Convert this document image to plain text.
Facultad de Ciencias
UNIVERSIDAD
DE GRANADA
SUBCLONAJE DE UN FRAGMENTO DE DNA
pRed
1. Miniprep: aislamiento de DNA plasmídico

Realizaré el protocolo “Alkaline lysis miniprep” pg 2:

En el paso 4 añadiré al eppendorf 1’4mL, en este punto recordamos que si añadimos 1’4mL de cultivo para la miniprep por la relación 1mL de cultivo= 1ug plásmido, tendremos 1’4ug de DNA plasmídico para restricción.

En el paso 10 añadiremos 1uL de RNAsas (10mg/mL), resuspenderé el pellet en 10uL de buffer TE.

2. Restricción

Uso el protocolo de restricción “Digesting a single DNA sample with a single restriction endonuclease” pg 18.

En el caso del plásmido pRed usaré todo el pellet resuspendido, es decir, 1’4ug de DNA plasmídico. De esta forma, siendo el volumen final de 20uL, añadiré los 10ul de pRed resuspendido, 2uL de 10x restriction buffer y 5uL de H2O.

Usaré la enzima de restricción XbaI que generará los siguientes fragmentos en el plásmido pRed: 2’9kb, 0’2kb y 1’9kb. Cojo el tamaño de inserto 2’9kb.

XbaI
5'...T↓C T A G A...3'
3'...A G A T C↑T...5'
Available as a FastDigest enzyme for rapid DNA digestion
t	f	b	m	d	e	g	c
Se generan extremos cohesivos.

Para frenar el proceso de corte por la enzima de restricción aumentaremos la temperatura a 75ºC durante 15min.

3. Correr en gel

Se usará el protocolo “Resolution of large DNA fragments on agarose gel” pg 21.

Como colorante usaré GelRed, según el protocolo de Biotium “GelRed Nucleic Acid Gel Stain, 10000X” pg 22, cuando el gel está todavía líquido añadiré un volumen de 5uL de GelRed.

• • • • •

▸ What you need to do
For the records above, count the lines that contain the word "protocolo" and give only that number.

▸ Task solution
4